● **WRITTEN TASK**: Type out the data exactly as given. Skip any image.

Collected data entries:
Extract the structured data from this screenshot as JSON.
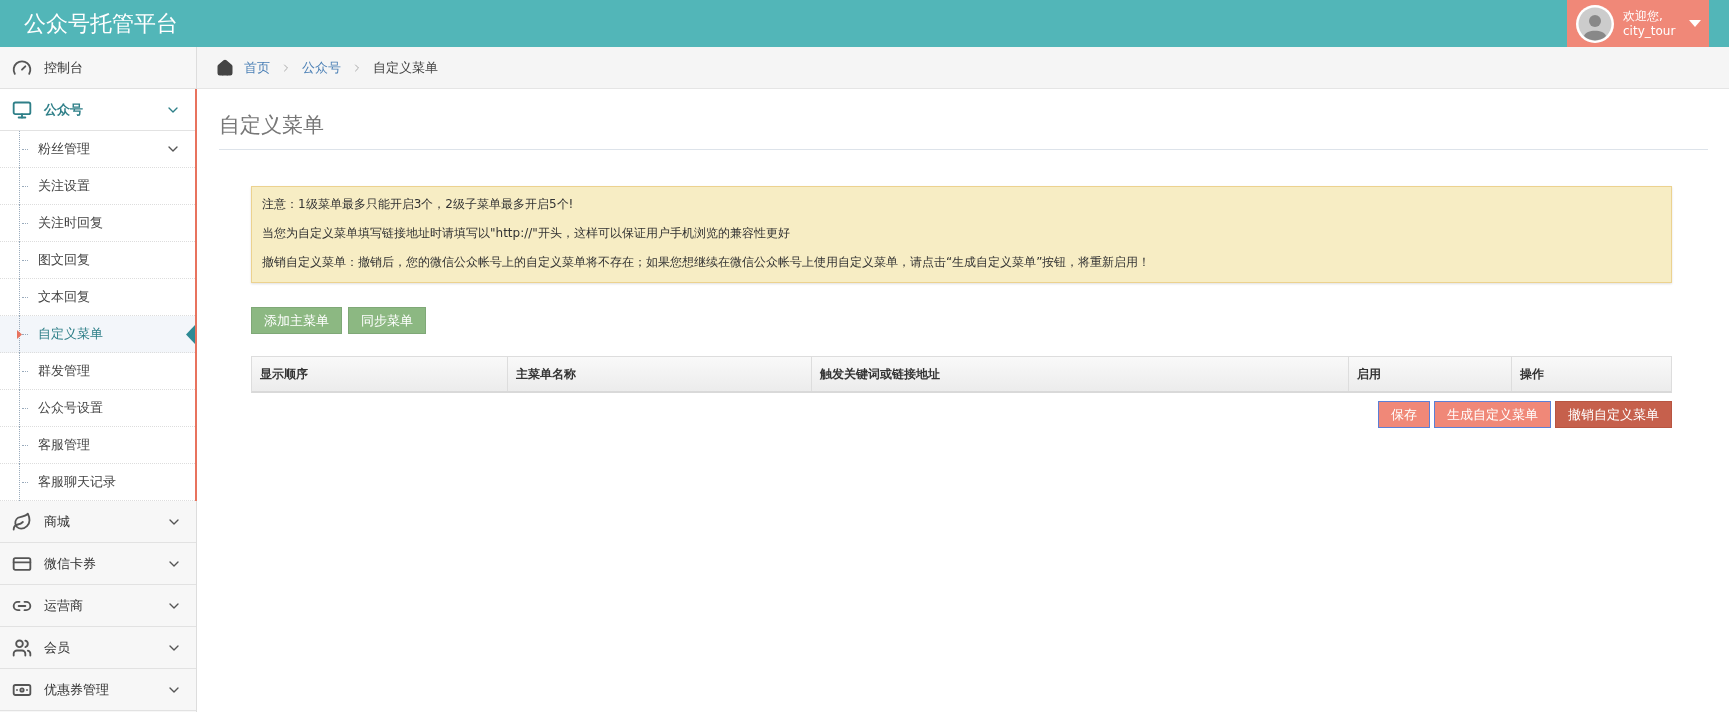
{
  "header": {
    "title": "公众号托管平台",
    "user": {
      "greeting": "欢迎您,",
      "name": "city_tour"
    }
  },
  "sidebar": {
    "items": [
      {
        "label": "控制台",
        "selected": false,
        "kind": "link"
      },
      {
        "label": "公众号",
        "selected": true,
        "kind": "group",
        "expanded": true,
        "children": [
          {
            "label": "粉丝管理",
            "selected": false,
            "expandable": true
          },
          {
            "label": "关注设置",
            "selected": false,
            "expandable": false
          },
          {
            "label": "关注时回复",
            "selected": false,
            "expandable": false
          },
          {
            "label": "图文回复",
            "selected": false,
            "expandable": false
          },
          {
            "label": "文本回复",
            "selected": false,
            "expandable": false
          },
          {
            "label": "自定义菜单",
            "selected": true,
            "expandable": false
          },
          {
            "label": "群发管理",
            "selected": false,
            "expandable": false
          },
          {
            "label": "公众号设置",
            "selected": false,
            "expandable": false
          },
          {
            "label": "客服管理",
            "selected": false,
            "expandable": false
          },
          {
            "label": "客服聊天记录",
            "selected": false,
            "expandable": false
          }
        ]
      },
      {
        "label": "商城",
        "selected": false,
        "kind": "group"
      },
      {
        "label": "微信卡券",
        "selected": false,
        "kind": "group"
      },
      {
        "label": "运营商",
        "selected": false,
        "kind": "group"
      },
      {
        "label": "会员",
        "selected": false,
        "kind": "group"
      },
      {
        "label": "优惠券管理",
        "selected": false,
        "kind": "group"
      }
    ]
  },
  "breadcrumb": [
    {
      "label": "首页",
      "kind": "link"
    },
    {
      "label": "公众号",
      "kind": "link"
    },
    {
      "label": "自定义菜单",
      "kind": "current"
    }
  ],
  "page_title": "自定义菜单",
  "notice": [
    "注意：1级菜单最多只能开启3个，2级子菜单最多开启5个!",
    "当您为自定义菜单填写链接地址时请填写以\"http://\"开头，这样可以保证用户手机浏览的兼容性更好",
    "撤销自定义菜单：撤销后，您的微信公众帐号上的自定义菜单将不存在；如果您想继续在微信公众帐号上使用自定义菜单，请点击“生成自定义菜单”按钮，将重新启用！"
  ],
  "top_buttons": [
    "添加主菜单",
    "同步菜单"
  ],
  "table": {
    "columns": [
      "显示顺序",
      "主菜单名称",
      "触发关键词或链接地址",
      "启用",
      "操作"
    ]
  },
  "bottom_buttons": [
    {
      "label": "保存",
      "kind": "primary"
    },
    {
      "label": "生成自定义菜单",
      "kind": "primary"
    },
    {
      "label": "撤销自定义菜单",
      "kind": "danger"
    }
  ]
}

● **PROBLEM SOLUTION**:
Extract the structured data from this screenshot as JSON.
{
  "header": {
    "title": "公众号托管平台",
    "user": {
      "greeting": "欢迎您,",
      "name": "city_tour"
    }
  },
  "sidebar": {
    "items": [
      {
        "label": "控制台",
        "selected": false,
        "kind": "link"
      },
      {
        "label": "公众号",
        "selected": true,
        "kind": "group",
        "expanded": true,
        "children": [
          {
            "label": "粉丝管理",
            "selected": false,
            "expandable": true
          },
          {
            "label": "关注设置",
            "selected": false,
            "expandable": false
          },
          {
            "label": "关注时回复",
            "selected": false,
            "expandable": false
          },
          {
            "label": "图文回复",
            "selected": false,
            "expandable": false
          },
          {
            "label": "文本回复",
            "selected": false,
            "expandable": false
          },
          {
            "label": "自定义菜单",
            "selected": true,
            "expandable": false
          },
          {
            "label": "群发管理",
            "selected": false,
            "expandable": false
          },
          {
            "label": "公众号设置",
            "selected": false,
            "expandable": false
          },
          {
            "label": "客服管理",
            "selected": false,
            "expandable": false
          },
          {
            "label": "客服聊天记录",
            "selected": false,
            "expandable": false
          }
        ]
      },
      {
        "label": "商城",
        "selected": false,
        "kind": "group"
      },
      {
        "label": "微信卡券",
        "selected": false,
        "kind": "group"
      },
      {
        "label": "运营商",
        "selected": false,
        "kind": "group"
      },
      {
        "label": "会员",
        "selected": false,
        "kind": "group"
      },
      {
        "label": "优惠券管理",
        "selected": false,
        "kind": "group"
      }
    ]
  },
  "breadcrumb": [
    {
      "label": "首页",
      "kind": "link"
    },
    {
      "label": "公众号",
      "kind": "link"
    },
    {
      "label": "自定义菜单",
      "kind": "current"
    }
  ],
  "page_title": "自定义菜单",
  "notice": [
    "注意：1级菜单最多只能开启3个，2级子菜单最多开启5个!",
    "当您为自定义菜单填写链接地址时请填写以\"http://\"开头，这样可以保证用户手机浏览的兼容性更好",
    "撤销自定义菜单：撤销后，您的微信公众帐号上的自定义菜单将不存在；如果您想继续在微信公众帐号上使用自定义菜单，请点击“生成自定义菜单”按钮，将重新启用！"
  ],
  "top_buttons": [
    "添加主菜单",
    "同步菜单"
  ],
  "table": {
    "columns": [
      "显示顺序",
      "主菜单名称",
      "触发关键词或链接地址",
      "启用",
      "操作"
    ]
  },
  "bottom_buttons": [
    {
      "label": "保存",
      "kind": "primary"
    },
    {
      "label": "生成自定义菜单",
      "kind": "primary"
    },
    {
      "label": "撤销自定义菜单",
      "kind": "danger"
    }
  ]
}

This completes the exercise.